**OBJECTIVE:** All records below must be retyped exactly.

____ EXERCISE DATA

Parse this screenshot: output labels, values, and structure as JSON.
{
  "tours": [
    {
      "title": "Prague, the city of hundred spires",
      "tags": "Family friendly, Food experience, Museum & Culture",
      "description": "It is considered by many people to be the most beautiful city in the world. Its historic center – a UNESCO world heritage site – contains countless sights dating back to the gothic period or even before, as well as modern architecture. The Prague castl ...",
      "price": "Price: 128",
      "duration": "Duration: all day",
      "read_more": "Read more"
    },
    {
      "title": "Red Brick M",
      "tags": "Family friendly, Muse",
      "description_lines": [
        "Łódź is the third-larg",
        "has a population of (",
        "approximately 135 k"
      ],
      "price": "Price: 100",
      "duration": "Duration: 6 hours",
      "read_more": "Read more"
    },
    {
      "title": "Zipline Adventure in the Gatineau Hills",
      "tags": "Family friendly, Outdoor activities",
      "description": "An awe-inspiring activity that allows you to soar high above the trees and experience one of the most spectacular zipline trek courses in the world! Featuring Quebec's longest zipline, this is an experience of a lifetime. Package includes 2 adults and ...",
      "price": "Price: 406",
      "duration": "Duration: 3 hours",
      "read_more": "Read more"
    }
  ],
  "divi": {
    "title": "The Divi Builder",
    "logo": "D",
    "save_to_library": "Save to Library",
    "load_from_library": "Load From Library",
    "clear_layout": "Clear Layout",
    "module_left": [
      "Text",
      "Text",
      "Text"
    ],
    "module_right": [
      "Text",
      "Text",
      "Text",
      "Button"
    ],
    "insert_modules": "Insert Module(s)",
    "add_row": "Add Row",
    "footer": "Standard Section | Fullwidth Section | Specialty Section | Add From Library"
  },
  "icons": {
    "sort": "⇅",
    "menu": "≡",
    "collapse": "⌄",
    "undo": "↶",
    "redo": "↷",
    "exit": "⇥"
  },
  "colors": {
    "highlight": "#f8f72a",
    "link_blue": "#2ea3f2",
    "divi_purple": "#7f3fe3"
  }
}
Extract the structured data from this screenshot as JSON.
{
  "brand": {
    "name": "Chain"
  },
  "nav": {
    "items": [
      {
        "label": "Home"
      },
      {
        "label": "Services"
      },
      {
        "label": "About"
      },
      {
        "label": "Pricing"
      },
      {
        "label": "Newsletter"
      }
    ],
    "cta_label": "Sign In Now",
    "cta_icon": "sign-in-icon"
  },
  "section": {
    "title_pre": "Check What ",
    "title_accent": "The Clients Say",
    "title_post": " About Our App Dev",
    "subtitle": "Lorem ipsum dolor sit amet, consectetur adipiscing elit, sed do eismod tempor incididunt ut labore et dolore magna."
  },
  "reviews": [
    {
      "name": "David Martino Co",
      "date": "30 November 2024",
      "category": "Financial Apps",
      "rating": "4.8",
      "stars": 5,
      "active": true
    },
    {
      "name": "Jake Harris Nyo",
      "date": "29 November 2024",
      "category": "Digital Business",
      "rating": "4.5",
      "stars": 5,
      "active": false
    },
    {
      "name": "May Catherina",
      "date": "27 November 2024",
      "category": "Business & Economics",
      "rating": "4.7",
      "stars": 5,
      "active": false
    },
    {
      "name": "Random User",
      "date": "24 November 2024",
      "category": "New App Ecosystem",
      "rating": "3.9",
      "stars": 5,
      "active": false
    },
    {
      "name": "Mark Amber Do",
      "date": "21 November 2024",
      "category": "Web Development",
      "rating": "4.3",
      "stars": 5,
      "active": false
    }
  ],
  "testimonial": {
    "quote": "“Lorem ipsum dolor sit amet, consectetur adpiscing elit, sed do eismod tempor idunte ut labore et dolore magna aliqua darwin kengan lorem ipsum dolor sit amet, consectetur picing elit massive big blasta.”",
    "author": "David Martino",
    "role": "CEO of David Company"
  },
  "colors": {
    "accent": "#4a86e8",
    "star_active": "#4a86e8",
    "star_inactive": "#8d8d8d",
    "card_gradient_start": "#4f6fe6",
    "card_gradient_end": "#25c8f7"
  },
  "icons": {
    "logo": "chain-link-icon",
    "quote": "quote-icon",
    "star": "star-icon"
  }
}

________

**SOLUTION TO THE EXERCISE:**
Parse this screenshot: output labels, values, and structure as JSON.
{
  "tours": [
    {
      "title": "Prague, the city of hundred spires",
      "tags": "Family friendly, Food experience, Museum & Culture",
      "description": "It is considered by many people to be the most beautiful city in the world. Its historic center – a UNESCO world heritage site – contains countless sights dating back to the gothic period or even before, as well as modern architecture. The Prague castl ...",
      "price": "Price: 128",
      "duration": "Duration: all day",
      "read_more": "Read more"
    },
    {
      "title": "Red Brick M",
      "tags": "Family friendly, Muse",
      "description_lines": [
        "Łódź is the third-larg",
        "has a population of (",
        "approximately 135 k"
      ],
      "price": "Price: 100",
      "duration": "Duration: 6 hours",
      "read_more": "Read more"
    },
    {
      "title": "Zipline Adventure in the Gatineau Hills",
      "tags": "Family friendly, Outdoor activities",
      "description": "An awe-inspiring activity that allows you to soar high above the trees and experience one of the most spectacular zipline trek courses in the world! Featuring Quebec's longest zipline, this is an experience of a lifetime. Package includes 2 adults and ...",
      "price": "Price: 406",
      "duration": "Duration: 3 hours",
      "read_more": "Read more"
    }
  ],
  "divi": {
    "title": "The Divi Builder",
    "logo": "D",
    "save_to_library": "Save to Library",
    "load_from_library": "Load From Library",
    "clear_layout": "Clear Layout",
    "module_left": [
      "Text",
      "Text",
      "Text"
    ],
    "module_right": [
      "Text",
      "Text",
      "Text",
      "Button"
    ],
    "insert_modules": "Insert Module(s)",
    "add_row": "Add Row",
    "footer": "Standard Section | Fullwidth Section | Specialty Section | Add From Library"
  },
  "icons": {
    "sort": "⇅",
    "menu": "≡",
    "collapse": "⌄",
    "undo": "↶",
    "redo": "↷",
    "exit": "⇥"
  },
  "colors": {
    "highlight": "#f8f72a",
    "link_blue": "#2ea3f2",
    "divi_purple": "#7f3fe3"
  }
}
Extract the structured data from this screenshot as JSON.
{
  "brand": {
    "name": "Chain"
  },
  "nav": {
    "items": [
      {
        "label": "Home"
      },
      {
        "label": "Services"
      },
      {
        "label": "About"
      },
      {
        "label": "Pricing"
      },
      {
        "label": "Newsletter"
      }
    ],
    "cta_label": "Sign In Now",
    "cta_icon": "sign-in-icon"
  },
  "section": {
    "title_pre": "Check What ",
    "title_accent": "The Clients Say",
    "title_post": " About Our App Dev",
    "subtitle": "Lorem ipsum dolor sit amet, consectetur adipiscing elit, sed do eismod tempor incididunt ut labore et dolore magna."
  },
  "reviews": [
    {
      "name": "David Martino Co",
      "date": "30 November 2024",
      "category": "Financial Apps",
      "rating": "4.8",
      "stars": 5,
      "active": true
    },
    {
      "name": "Jake Harris Nyo",
      "date": "29 November 2024",
      "category": "Digital Business",
      "rating": "4.5",
      "stars": 5,
      "active": false
    },
    {
      "name": "May Catherina",
      "date": "27 November 2024",
      "category": "Business & Economics",
      "rating": "4.7",
      "stars": 5,
      "active": false
    },
    {
      "name": "Random User",
      "date": "24 November 2024",
      "category": "New App Ecosystem",
      "rating": "3.9",
      "stars": 5,
      "active": false
    },
    {
      "name": "Mark Amber Do",
      "date": "21 November 2024",
      "category": "Web Development",
      "rating": "4.3",
      "stars": 5,
      "active": false
    }
  ],
  "testimonial": {
    "quote": "“Lorem ipsum dolor sit amet, consectetur adpiscing elit, sed do eismod tempor idunte ut labore et dolore magna aliqua darwin kengan lorem ipsum dolor sit amet, consectetur picing elit massive big blasta.”",
    "author": "David Martino",
    "role": "CEO of David Company"
  },
  "colors": {
    "accent": "#4a86e8",
    "star_active": "#4a86e8",
    "star_inactive": "#8d8d8d",
    "card_gradient_start": "#4f6fe6",
    "card_gradient_end": "#25c8f7"
  },
  "icons": {
    "logo": "chain-link-icon",
    "quote": "quote-icon",
    "star": "star-icon"
  }
}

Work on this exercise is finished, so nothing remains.